= What the task asks =
Exactly as they appear, output all of the entries.

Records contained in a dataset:
○ ○ ○ ○ ○

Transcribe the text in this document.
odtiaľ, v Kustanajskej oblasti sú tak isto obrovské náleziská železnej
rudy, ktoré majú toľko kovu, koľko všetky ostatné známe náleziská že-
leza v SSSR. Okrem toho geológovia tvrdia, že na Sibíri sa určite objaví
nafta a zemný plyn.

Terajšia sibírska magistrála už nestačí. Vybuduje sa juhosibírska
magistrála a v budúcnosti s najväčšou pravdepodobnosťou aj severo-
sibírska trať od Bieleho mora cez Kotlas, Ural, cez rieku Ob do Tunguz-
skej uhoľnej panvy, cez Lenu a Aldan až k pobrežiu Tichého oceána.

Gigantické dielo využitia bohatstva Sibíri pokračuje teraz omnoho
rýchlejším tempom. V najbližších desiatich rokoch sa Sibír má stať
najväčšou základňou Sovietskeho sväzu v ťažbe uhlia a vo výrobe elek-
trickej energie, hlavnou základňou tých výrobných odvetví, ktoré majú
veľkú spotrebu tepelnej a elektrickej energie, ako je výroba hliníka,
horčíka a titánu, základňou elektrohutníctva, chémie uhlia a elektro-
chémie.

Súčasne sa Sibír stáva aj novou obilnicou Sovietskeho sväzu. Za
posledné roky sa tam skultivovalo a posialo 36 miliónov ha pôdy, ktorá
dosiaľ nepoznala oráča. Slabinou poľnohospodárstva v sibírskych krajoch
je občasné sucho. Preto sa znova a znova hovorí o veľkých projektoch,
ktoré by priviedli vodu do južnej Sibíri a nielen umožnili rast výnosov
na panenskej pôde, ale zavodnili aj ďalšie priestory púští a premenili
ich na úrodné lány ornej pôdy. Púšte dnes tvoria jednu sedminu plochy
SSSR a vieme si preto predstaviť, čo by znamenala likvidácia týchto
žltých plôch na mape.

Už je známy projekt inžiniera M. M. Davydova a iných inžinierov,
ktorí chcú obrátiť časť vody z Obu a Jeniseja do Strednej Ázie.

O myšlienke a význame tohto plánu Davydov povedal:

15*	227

○ ○ ○ ○ ○

= Result of the task =
Transcribe the text in this document.
odtiaľ, v Kustanajskej oblasti sú tak isto obrovské náleziská železnej
rudy, ktoré majú toľko kovu, koľko všetky ostatné známe náleziská že-
leza v SSSR. Okrem toho geológovia tvrdia, že na Sibíri sa určite objaví
nafta a zemný plyn.

Terajšia sibírska magistrála už nestačí. Vybuduje sa juhosibírska
magistrála a v budúcnosti s najväčšou pravdepodobnosťou aj severo-
sibírska trať od Bieleho mora cez Kotlas, Ural, cez rieku Ob do Tunguz-
skej uhoľnej panvy, cez Lenu a Aldan až k pobrežiu Tichého oceána.

Gigantické dielo využitia bohatstva Sibíri pokračuje teraz omnoho
rýchlejším tempom. V najbližších desiatich rokoch sa Sibír má stať
najväčšou základňou Sovietskeho sväzu v ťažbe uhlia a vo výrobe elek-
trickej energie, hlavnou základňou tých výrobných odvetví, ktoré majú
veľkú spotrebu tepelnej a elektrickej energie, ako je výroba hliníka,
horčíka a titánu, základňou elektrohutníctva, chémie uhlia a elektro-
chémie.

Súčasne sa Sibír stáva aj novou obilnicou Sovietskeho sväzu. Za
posledné roky sa tam skultivovalo a posialo 36 miliónov ha pôdy, ktorá
dosiaľ nepoznala oráča. Slabinou poľnohospodárstva v sibírskych krajoch
je občasné sucho. Preto sa znova a znova hovorí o veľkých projektoch,
ktoré by priviedli vodu do južnej Sibíri a nielen umožnili rast výnosov
na panenskej pôde, ale zavodnili aj ďalšie priestory púští a premenili
ich na úrodné lány ornej pôdy. Púšte dnes tvoria jednu sedminu plochy
SSSR a vieme si preto predstaviť, čo by znamenala likvidácia týchto
žltých plôch na mape.

Už je známy projekt inžiniera M. M. Davydova a iných inžinierov,
ktorí chcú obrátiť časť vody z Obu a Jeniseja do Strednej Ázie.

O myšlienke a význame tohto plánu Davydov povedal:

15*	227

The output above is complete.